━━━ Given information ━━━

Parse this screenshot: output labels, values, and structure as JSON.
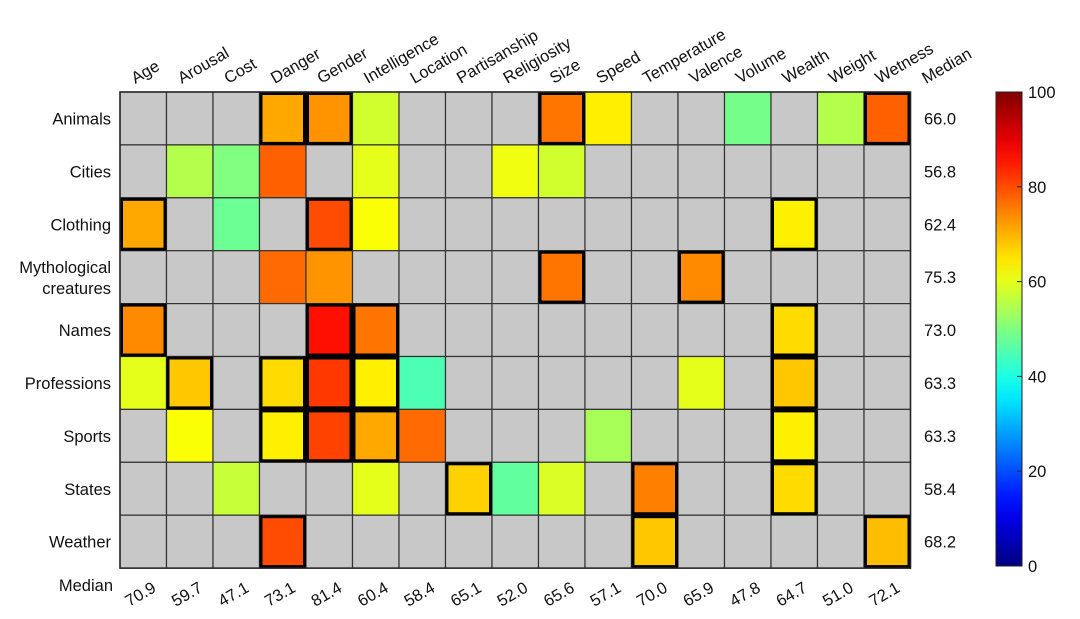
{
  "chart_data": {
    "type": "heatmap",
    "columns": [
      "Age",
      "Arousal",
      "Cost",
      "Danger",
      "Gender",
      "Intelligence",
      "Location",
      "Partisanship",
      "Religiosity",
      "Size",
      "Speed",
      "Temperature",
      "Valence",
      "Volume",
      "Wealth",
      "Weight",
      "Wetness"
    ],
    "rows": [
      "Animals",
      "Cities",
      "Clothing",
      "Mythological creatures",
      "Names",
      "Professions",
      "Sports",
      "States",
      "Weather"
    ],
    "row_label_lines": [
      [
        "Animals"
      ],
      [
        "Cities"
      ],
      [
        "Clothing"
      ],
      [
        "Mythological",
        "creatures"
      ],
      [
        "Names"
      ],
      [
        "Professions"
      ],
      [
        "Sports"
      ],
      [
        "States"
      ],
      [
        "Weather"
      ]
    ],
    "values": [
      [
        null,
        null,
        null,
        71,
        73,
        58,
        null,
        null,
        null,
        76,
        64,
        null,
        null,
        49,
        null,
        55,
        78
      ],
      [
        null,
        55,
        50,
        78,
        null,
        60,
        null,
        null,
        61,
        58,
        null,
        null,
        null,
        null,
        null,
        null,
        null
      ],
      [
        71,
        null,
        48,
        null,
        80,
        62,
        null,
        null,
        null,
        null,
        null,
        null,
        null,
        null,
        64,
        null,
        null
      ],
      [
        null,
        null,
        null,
        77,
        73,
        null,
        null,
        null,
        null,
        76,
        null,
        null,
        74,
        null,
        null,
        null,
        null
      ],
      [
        74,
        null,
        null,
        null,
        86,
        76,
        null,
        null,
        null,
        null,
        null,
        null,
        null,
        null,
        66,
        null,
        null
      ],
      [
        60,
        68,
        null,
        66,
        82,
        64,
        45,
        null,
        null,
        null,
        null,
        null,
        60,
        null,
        68,
        null,
        null
      ],
      [
        null,
        62,
        null,
        64,
        81,
        71,
        77,
        null,
        null,
        null,
        54,
        null,
        null,
        null,
        64,
        null,
        null
      ],
      [
        null,
        null,
        57,
        null,
        null,
        60,
        null,
        67,
        47,
        59,
        null,
        75,
        null,
        null,
        66,
        null,
        null
      ],
      [
        null,
        null,
        null,
        80,
        null,
        null,
        null,
        null,
        null,
        null,
        null,
        68,
        null,
        null,
        null,
        null,
        69
      ]
    ],
    "highlighted": [
      [
        0,
        3
      ],
      [
        0,
        4
      ],
      [
        0,
        9
      ],
      [
        0,
        16
      ],
      [
        2,
        0
      ],
      [
        2,
        4
      ],
      [
        2,
        14
      ],
      [
        3,
        9
      ],
      [
        3,
        12
      ],
      [
        4,
        0
      ],
      [
        4,
        4
      ],
      [
        4,
        5
      ],
      [
        4,
        14
      ],
      [
        5,
        1
      ],
      [
        5,
        3
      ],
      [
        5,
        4
      ],
      [
        5,
        5
      ],
      [
        5,
        14
      ],
      [
        6,
        3
      ],
      [
        6,
        4
      ],
      [
        6,
        5
      ],
      [
        6,
        14
      ],
      [
        7,
        7
      ],
      [
        7,
        11
      ],
      [
        7,
        14
      ],
      [
        8,
        3
      ],
      [
        8,
        11
      ],
      [
        8,
        16
      ]
    ],
    "row_median_label": "Median",
    "row_medians": [
      "66.0",
      "56.8",
      "62.4",
      "75.3",
      "73.0",
      "63.3",
      "63.3",
      "58.4",
      "68.2"
    ],
    "col_median_label": "Median",
    "col_medians": [
      "70.9",
      "59.7",
      "47.1",
      "73.1",
      "81.4",
      "60.4",
      "58.4",
      "65.1",
      "52.0",
      "65.6",
      "57.1",
      "70.0",
      "65.9",
      "47.8",
      "64.7",
      "51.0",
      "72.1"
    ],
    "colorbar": {
      "min": 0,
      "max": 100,
      "ticks": [
        "0",
        "20",
        "40",
        "60",
        "80",
        "100"
      ],
      "colormap": "jet"
    },
    "missing_color": "#c8c8c8",
    "grid": true
  }
}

━━━

Copy the data exactly. Any picture it contains is to be omitted.

*The output*.
Parse this screenshot: output labels, values, and structure as JSON.
{
  "chart_data": {
    "type": "heatmap",
    "columns": [
      "Age",
      "Arousal",
      "Cost",
      "Danger",
      "Gender",
      "Intelligence",
      "Location",
      "Partisanship",
      "Religiosity",
      "Size",
      "Speed",
      "Temperature",
      "Valence",
      "Volume",
      "Wealth",
      "Weight",
      "Wetness"
    ],
    "rows": [
      "Animals",
      "Cities",
      "Clothing",
      "Mythological creatures",
      "Names",
      "Professions",
      "Sports",
      "States",
      "Weather"
    ],
    "row_label_lines": [
      [
        "Animals"
      ],
      [
        "Cities"
      ],
      [
        "Clothing"
      ],
      [
        "Mythological",
        "creatures"
      ],
      [
        "Names"
      ],
      [
        "Professions"
      ],
      [
        "Sports"
      ],
      [
        "States"
      ],
      [
        "Weather"
      ]
    ],
    "values": [
      [
        null,
        null,
        null,
        71,
        73,
        58,
        null,
        null,
        null,
        76,
        64,
        null,
        null,
        49,
        null,
        55,
        78
      ],
      [
        null,
        55,
        50,
        78,
        null,
        60,
        null,
        null,
        61,
        58,
        null,
        null,
        null,
        null,
        null,
        null,
        null
      ],
      [
        71,
        null,
        48,
        null,
        80,
        62,
        null,
        null,
        null,
        null,
        null,
        null,
        null,
        null,
        64,
        null,
        null
      ],
      [
        null,
        null,
        null,
        77,
        73,
        null,
        null,
        null,
        null,
        76,
        null,
        null,
        74,
        null,
        null,
        null,
        null
      ],
      [
        74,
        null,
        null,
        null,
        86,
        76,
        null,
        null,
        null,
        null,
        null,
        null,
        null,
        null,
        66,
        null,
        null
      ],
      [
        60,
        68,
        null,
        66,
        82,
        64,
        45,
        null,
        null,
        null,
        null,
        null,
        60,
        null,
        68,
        null,
        null
      ],
      [
        null,
        62,
        null,
        64,
        81,
        71,
        77,
        null,
        null,
        null,
        54,
        null,
        null,
        null,
        64,
        null,
        null
      ],
      [
        null,
        null,
        57,
        null,
        null,
        60,
        null,
        67,
        47,
        59,
        null,
        75,
        null,
        null,
        66,
        null,
        null
      ],
      [
        null,
        null,
        null,
        80,
        null,
        null,
        null,
        null,
        null,
        null,
        null,
        68,
        null,
        null,
        null,
        null,
        69
      ]
    ],
    "highlighted": [
      [
        0,
        3
      ],
      [
        0,
        4
      ],
      [
        0,
        9
      ],
      [
        0,
        16
      ],
      [
        2,
        0
      ],
      [
        2,
        4
      ],
      [
        2,
        14
      ],
      [
        3,
        9
      ],
      [
        3,
        12
      ],
      [
        4,
        0
      ],
      [
        4,
        4
      ],
      [
        4,
        5
      ],
      [
        4,
        14
      ],
      [
        5,
        1
      ],
      [
        5,
        3
      ],
      [
        5,
        4
      ],
      [
        5,
        5
      ],
      [
        5,
        14
      ],
      [
        6,
        3
      ],
      [
        6,
        4
      ],
      [
        6,
        5
      ],
      [
        6,
        14
      ],
      [
        7,
        7
      ],
      [
        7,
        11
      ],
      [
        7,
        14
      ],
      [
        8,
        3
      ],
      [
        8,
        11
      ],
      [
        8,
        16
      ]
    ],
    "row_median_label": "Median",
    "row_medians": [
      "66.0",
      "56.8",
      "62.4",
      "75.3",
      "73.0",
      "63.3",
      "63.3",
      "58.4",
      "68.2"
    ],
    "col_median_label": "Median",
    "col_medians": [
      "70.9",
      "59.7",
      "47.1",
      "73.1",
      "81.4",
      "60.4",
      "58.4",
      "65.1",
      "52.0",
      "65.6",
      "57.1",
      "70.0",
      "65.9",
      "47.8",
      "64.7",
      "51.0",
      "72.1"
    ],
    "colorbar": {
      "min": 0,
      "max": 100,
      "ticks": [
        "0",
        "20",
        "40",
        "60",
        "80",
        "100"
      ],
      "colormap": "jet"
    },
    "missing_color": "#c8c8c8",
    "grid": true
  }
}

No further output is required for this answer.